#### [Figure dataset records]
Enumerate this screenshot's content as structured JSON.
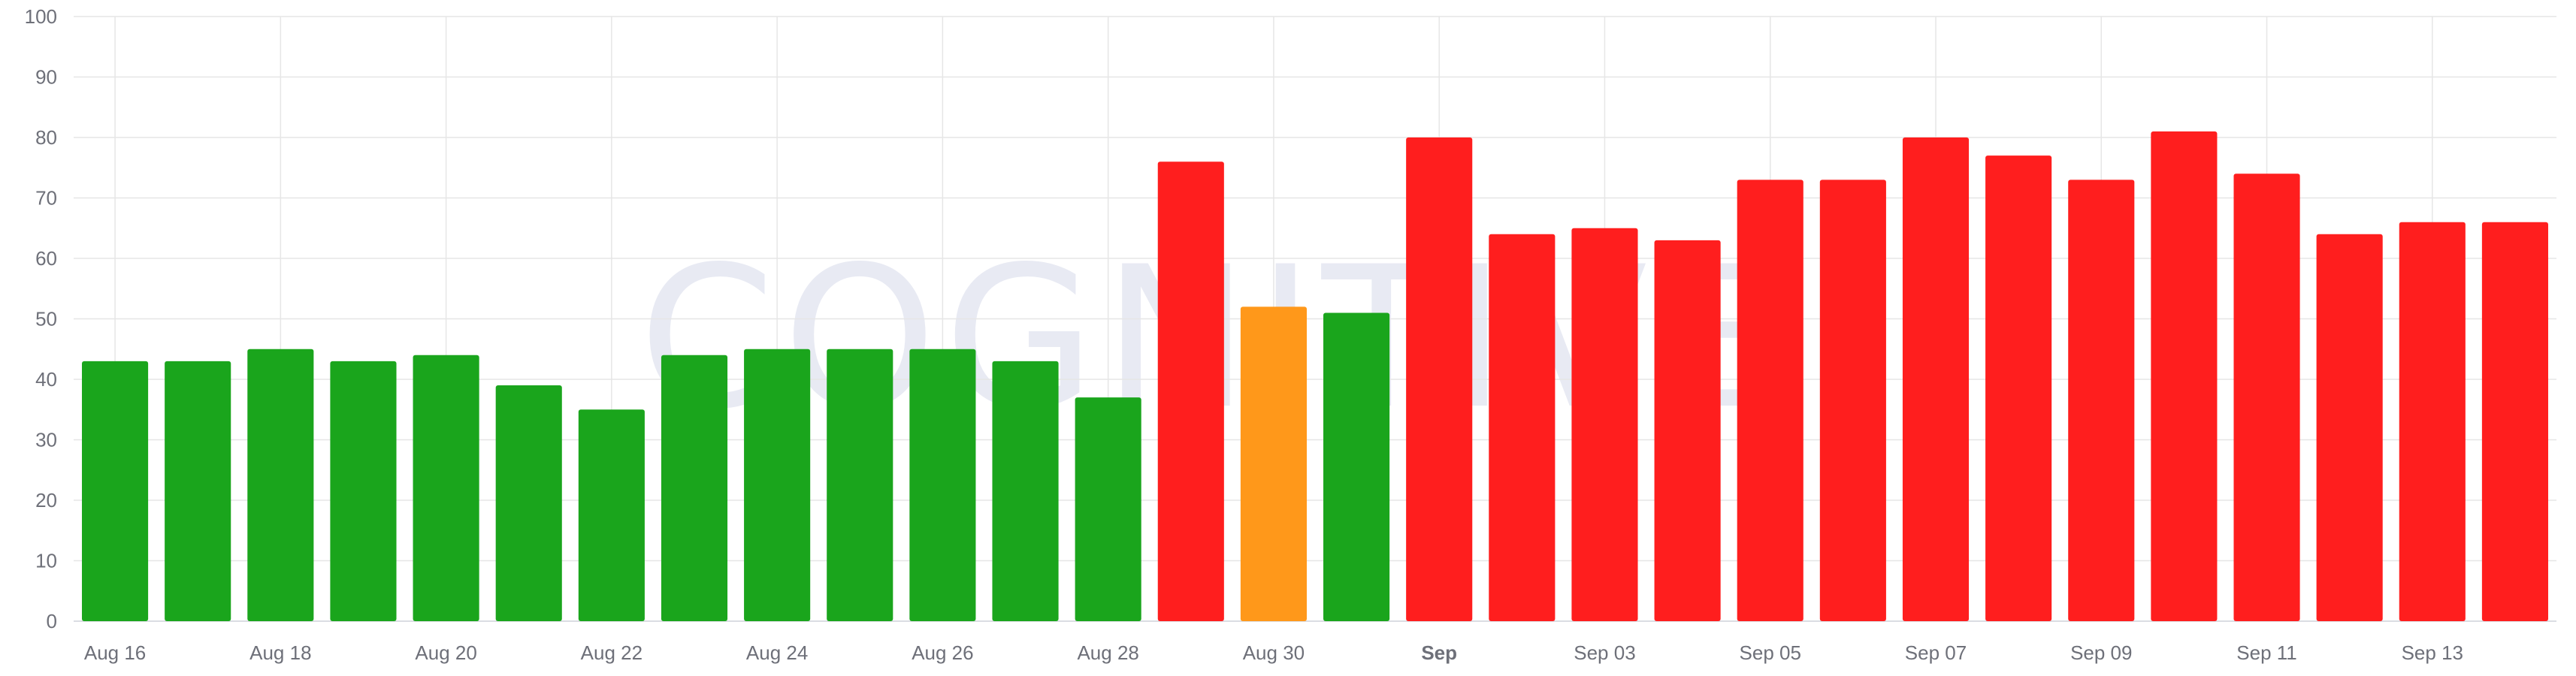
{
  "chart_data": {
    "type": "bar",
    "watermark": "COGNITIVE",
    "categories": [
      "Aug 16",
      "Aug 17",
      "Aug 18",
      "Aug 19",
      "Aug 20",
      "Aug 21",
      "Aug 22",
      "Aug 23",
      "Aug 24",
      "Aug 25",
      "Aug 26",
      "Aug 27",
      "Aug 28",
      "Aug 29",
      "Aug 30",
      "Aug 31",
      "Sep",
      "Sep 02",
      "Sep 03",
      "Sep 04",
      "Sep 05",
      "Sep 06",
      "Sep 07",
      "Sep 08",
      "Sep 09",
      "Sep 10",
      "Sep 11",
      "Sep 12",
      "Sep 13",
      "Sep 14"
    ],
    "values": [
      43,
      43,
      45,
      43,
      44,
      39,
      35,
      44,
      45,
      45,
      45,
      43,
      37,
      76,
      52,
      51,
      80,
      64,
      65,
      63,
      73,
      73,
      80,
      77,
      73,
      81,
      74,
      64,
      66,
      66
    ],
    "bar_colors": [
      "#1aa51c",
      "#1aa51c",
      "#1aa51c",
      "#1aa51c",
      "#1aa51c",
      "#1aa51c",
      "#1aa51c",
      "#1aa51c",
      "#1aa51c",
      "#1aa51c",
      "#1aa51c",
      "#1aa51c",
      "#1aa51c",
      "#ff1e1e",
      "#ff981a",
      "#1aa51c",
      "#ff1e1e",
      "#ff1e1e",
      "#ff1e1e",
      "#ff1e1e",
      "#ff1e1e",
      "#ff1e1e",
      "#ff1e1e",
      "#ff1e1e",
      "#ff1e1e",
      "#ff1e1e",
      "#ff1e1e",
      "#ff1e1e",
      "#ff1e1e",
      "#ff1e1e"
    ],
    "x_tick_labels": [
      {
        "index": 0,
        "text": "Aug 16",
        "bold": false
      },
      {
        "index": 2,
        "text": "Aug 18",
        "bold": false
      },
      {
        "index": 4,
        "text": "Aug 20",
        "bold": false
      },
      {
        "index": 6,
        "text": "Aug 22",
        "bold": false
      },
      {
        "index": 8,
        "text": "Aug 24",
        "bold": false
      },
      {
        "index": 10,
        "text": "Aug 26",
        "bold": false
      },
      {
        "index": 12,
        "text": "Aug 28",
        "bold": false
      },
      {
        "index": 14,
        "text": "Aug 30",
        "bold": false
      },
      {
        "index": 16,
        "text": "Sep",
        "bold": true
      },
      {
        "index": 18,
        "text": "Sep 03",
        "bold": false
      },
      {
        "index": 20,
        "text": "Sep 05",
        "bold": false
      },
      {
        "index": 22,
        "text": "Sep 07",
        "bold": false
      },
      {
        "index": 24,
        "text": "Sep 09",
        "bold": false
      },
      {
        "index": 26,
        "text": "Sep 11",
        "bold": false
      },
      {
        "index": 28,
        "text": "Sep 13",
        "bold": false
      }
    ],
    "y_ticks": [
      0,
      10,
      20,
      30,
      40,
      50,
      60,
      70,
      80,
      90,
      100
    ],
    "ylim": [
      0,
      100
    ],
    "grid": true,
    "colors": {
      "green": "#1aa51c",
      "orange": "#ff981a",
      "red": "#ff1e1e",
      "grid": "#e6e6e6",
      "axis_text": "#6e7079"
    }
  }
}
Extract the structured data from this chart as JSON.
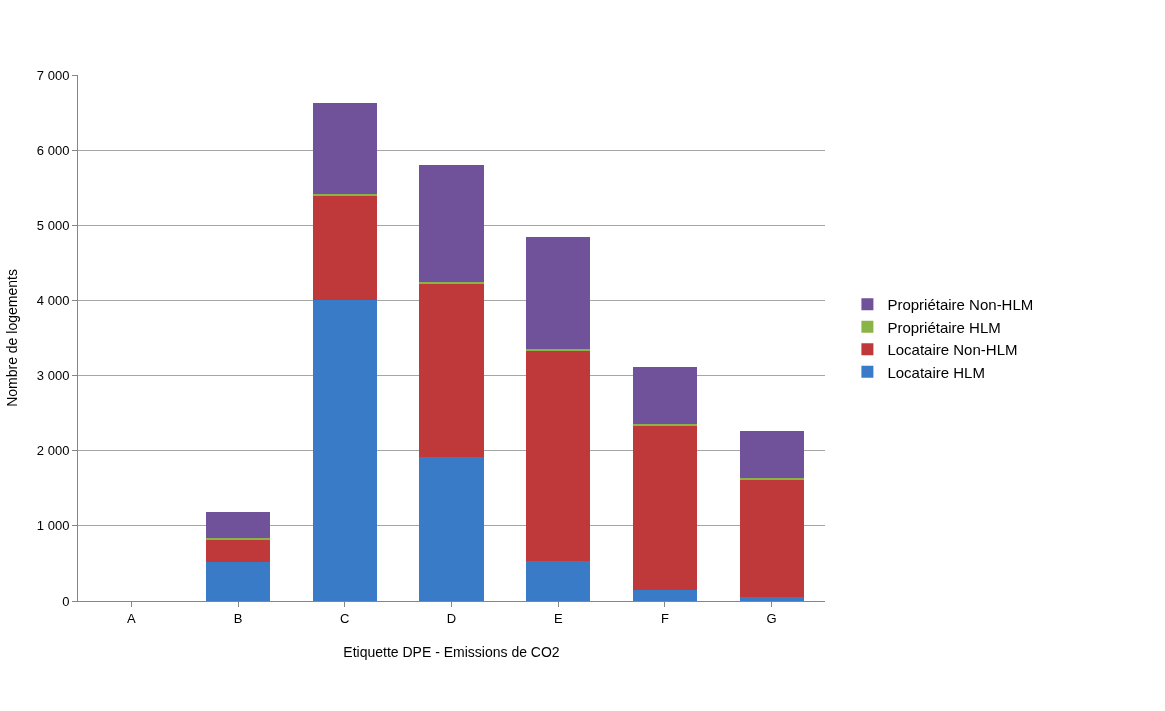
{
  "chart_data": {
    "type": "bar",
    "stacked": true,
    "xlabel": "Etiquette DPE - Emissions de CO2",
    "ylabel": "Nombre de logements",
    "categories": [
      "A",
      "B",
      "C",
      "D",
      "E",
      "F",
      "G"
    ],
    "series": [
      {
        "name": "Locataire HLM",
        "color": "#3a7bc8",
        "values": [
          0,
          520,
          4000,
          1910,
          530,
          150,
          50
        ]
      },
      {
        "name": "Locataire Non-HLM",
        "color": "#c0393a",
        "values": [
          0,
          300,
          1390,
          2310,
          2800,
          2180,
          1570
        ]
      },
      {
        "name": "Propriétaire HLM",
        "color": "#8ab446",
        "values": [
          0,
          20,
          20,
          20,
          20,
          30,
          20
        ]
      },
      {
        "name": "Propriétaire Non-HLM",
        "color": "#6f529a",
        "values": [
          0,
          340,
          1220,
          1560,
          1500,
          760,
          620
        ]
      }
    ],
    "ylim": [
      0,
      7000
    ],
    "yticks": [
      0,
      {
        "value": 1000,
        "label": "1 000"
      },
      {
        "value": 2000,
        "label": "2 000"
      },
      {
        "value": 3000,
        "label": "3 000"
      },
      {
        "value": 4000,
        "label": "4 000"
      },
      {
        "value": 5000,
        "label": "5 000"
      },
      {
        "value": 6000,
        "label": "6 000"
      },
      {
        "value": 7000,
        "label": "7 000"
      }
    ],
    "grid": "y",
    "legend": "right"
  }
}
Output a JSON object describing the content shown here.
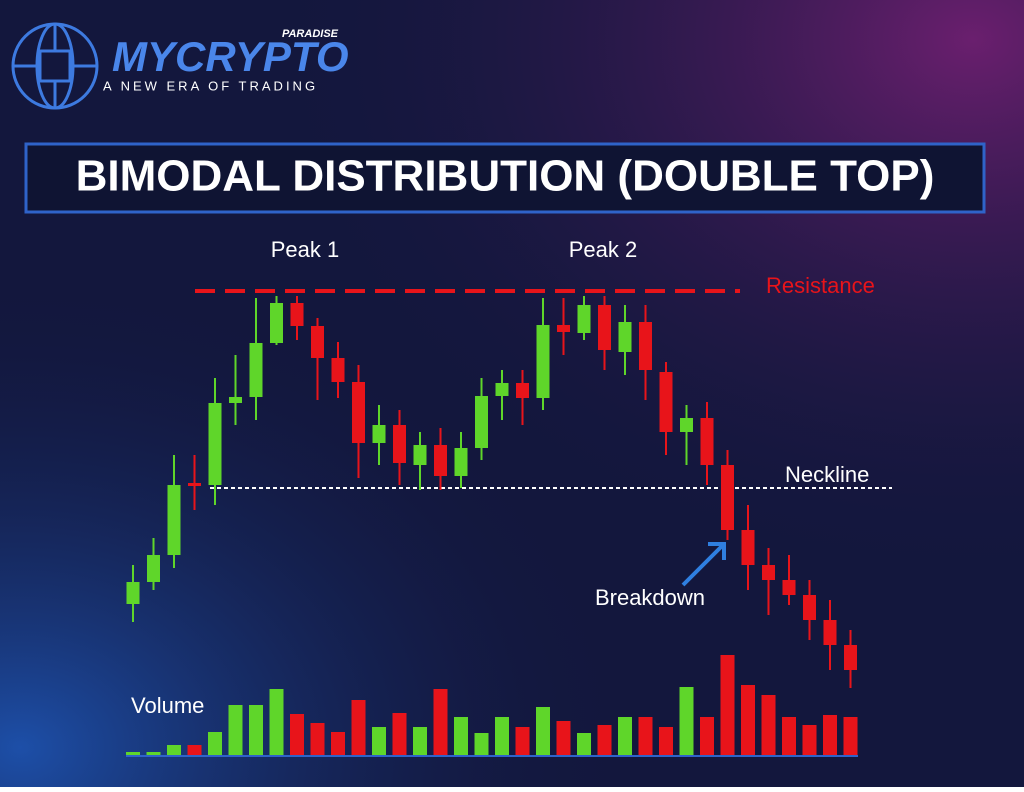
{
  "header": {
    "brand": "MYCRYPTO",
    "brand_badge": "PARADISE",
    "tagline": "A NEW ERA OF TRADING"
  },
  "chart_data": {
    "type": "candlestick",
    "title": "BIMODAL DISTRIBUTION (DOUBLE TOP)",
    "up_color": "#5fd62a",
    "down_color": "#e8141a",
    "open": [
      196,
      218,
      245,
      317,
      315,
      397,
      403,
      457,
      497,
      474,
      442,
      418,
      357,
      375,
      335,
      355,
      324,
      352,
      404,
      417,
      402,
      475,
      467,
      495,
      448,
      478,
      428,
      368,
      382,
      335,
      270,
      235,
      220,
      205,
      180,
      155
    ],
    "close": [
      218,
      245,
      315,
      314,
      397,
      403,
      457,
      497,
      474,
      442,
      418,
      357,
      375,
      337,
      355,
      324,
      352,
      404,
      417,
      402,
      475,
      468,
      495,
      450,
      478,
      430,
      368,
      382,
      335,
      270,
      235,
      220,
      205,
      180,
      155,
      130
    ],
    "high": [
      235,
      262,
      345,
      345,
      422,
      445,
      502,
      504,
      504,
      482,
      458,
      435,
      395,
      390,
      368,
      372,
      368,
      422,
      430,
      430,
      502,
      502,
      504,
      504,
      495,
      495,
      438,
      395,
      398,
      350,
      295,
      252,
      245,
      220,
      200,
      170
    ],
    "low": [
      178,
      210,
      232,
      290,
      295,
      375,
      380,
      455,
      460,
      400,
      402,
      322,
      335,
      315,
      310,
      310,
      312,
      340,
      380,
      375,
      390,
      445,
      460,
      430,
      425,
      400,
      345,
      335,
      315,
      260,
      210,
      185,
      195,
      160,
      130,
      112
    ],
    "volume": [
      3,
      3,
      10,
      10,
      23,
      50,
      50,
      66,
      41,
      32,
      23,
      55,
      28,
      42,
      28,
      66,
      38,
      22,
      38,
      28,
      48,
      34,
      22,
      30,
      38,
      38,
      28,
      68,
      38,
      100,
      70,
      60,
      38,
      30,
      40,
      38
    ],
    "resistance": 509,
    "neckline": 312,
    "annotations": {
      "peak1": "Peak 1",
      "peak2": "Peak 2",
      "resistance": "Resistance",
      "neckline": "Neckline",
      "breakdown": "Breakdown",
      "volume": "Volume"
    }
  }
}
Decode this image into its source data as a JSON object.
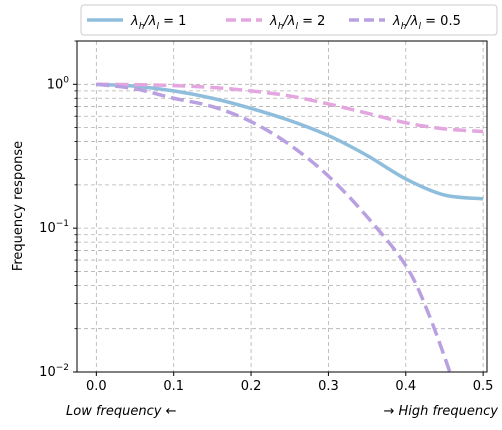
{
  "chart_data": {
    "type": "line",
    "xlabel": "",
    "ylabel": "Frequency response",
    "xlim": [
      -0.025,
      0.505
    ],
    "ylim": [
      0.01,
      2.0
    ],
    "yscale": "log",
    "grid": true,
    "legend_position": "top, outside plot",
    "x_ticks": [
      {
        "value": 0.0,
        "label": "0.0"
      },
      {
        "value": 0.1,
        "label": "0.1"
      },
      {
        "value": 0.2,
        "label": "0.2"
      },
      {
        "value": 0.3,
        "label": "0.3"
      },
      {
        "value": 0.4,
        "label": "0.4"
      },
      {
        "value": 0.5,
        "label": "0.5"
      }
    ],
    "y_ticks": [
      {
        "value": 1.0,
        "base": "10",
        "exp": "0"
      },
      {
        "value": 0.1,
        "base": "10",
        "exp": "−1"
      },
      {
        "value": 0.01,
        "base": "10",
        "exp": "−2"
      }
    ],
    "low_label": "Low frequency ←",
    "high_label": "→ High frequency",
    "series": [
      {
        "name": "λh/λl = 1",
        "legend": {
          "main": "λ",
          "sub1": "h",
          "slash": "/λ",
          "sub2": "l",
          "rest": " = 1"
        },
        "color": "#8fbedd",
        "dash": "solid",
        "x": [
          0.0,
          0.05,
          0.1,
          0.15,
          0.2,
          0.25,
          0.3,
          0.35,
          0.4,
          0.45,
          0.5
        ],
        "values": [
          1.0,
          0.97,
          0.9,
          0.8,
          0.68,
          0.56,
          0.44,
          0.32,
          0.22,
          0.17,
          0.16
        ]
      },
      {
        "name": "λh/λl = 2",
        "legend": {
          "main": "λ",
          "sub1": "h",
          "slash": "/λ",
          "sub2": "l",
          "rest": " = 2"
        },
        "color": "#e3a6de",
        "dash": "dashed",
        "x": [
          0.0,
          0.05,
          0.1,
          0.15,
          0.2,
          0.25,
          0.3,
          0.35,
          0.4,
          0.45,
          0.5
        ],
        "values": [
          1.0,
          0.995,
          0.98,
          0.95,
          0.9,
          0.83,
          0.73,
          0.63,
          0.54,
          0.49,
          0.47
        ]
      },
      {
        "name": "λh/λl = 0.5",
        "legend": {
          "main": "λ",
          "sub1": "h",
          "slash": "/λ",
          "sub2": "l",
          "rest": " = 0.5"
        },
        "color": "#b9a0e0",
        "dash": "dashed",
        "x": [
          0.0,
          0.05,
          0.1,
          0.15,
          0.2,
          0.25,
          0.3,
          0.35,
          0.4,
          0.43,
          0.46
        ],
        "values": [
          1.0,
          0.93,
          0.8,
          0.7,
          0.55,
          0.38,
          0.23,
          0.12,
          0.055,
          0.025,
          0.009
        ]
      }
    ]
  }
}
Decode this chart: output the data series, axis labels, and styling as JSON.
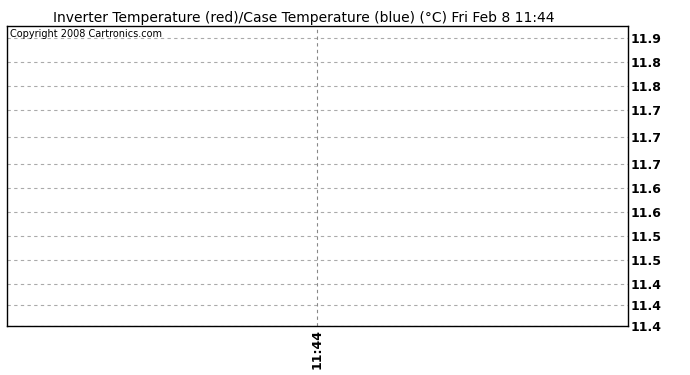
{
  "title": "Inverter Temperature (red)/Case Temperature (blue) (°C) Fri Feb 8 11:44",
  "copyright_text": "Copyright 2008 Cartronics.com",
  "background_color": "#ffffff",
  "plot_bg_color": "#ffffff",
  "border_color": "#000000",
  "grid_color": "#aaaaaa",
  "vline_color": "#888888",
  "title_fontsize": 10,
  "copyright_fontsize": 7,
  "ytick_labels": [
    "11.9",
    "11.8",
    "11.8",
    "11.7",
    "11.7",
    "11.7",
    "11.6",
    "11.6",
    "11.5",
    "11.5",
    "11.4",
    "11.4",
    "11.4"
  ],
  "ytick_positions": [
    0.96,
    0.88,
    0.8,
    0.72,
    0.63,
    0.54,
    0.46,
    0.38,
    0.3,
    0.22,
    0.14,
    0.07,
    0.0
  ],
  "ylim": [
    0,
    1
  ],
  "xlim": [
    0,
    1
  ],
  "xtick_value": 0.5,
  "xtick_label": "11:44",
  "vline_x": 0.5,
  "num_hgrid_lines": 13,
  "ylabel": "",
  "xlabel": ""
}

#### [Goal]
Using the records above, gather all lines where the string "JSON" is present.

#### [Solution to this problem]
Enumerate this screenshot's content as structured JSON.
Extract the structured data from this chart as JSON.
Output a JSON object describing the content shown here.
Decode this image into its source data as a JSON object.
Decode this chart: output the data series, axis labels, and styling as JSON.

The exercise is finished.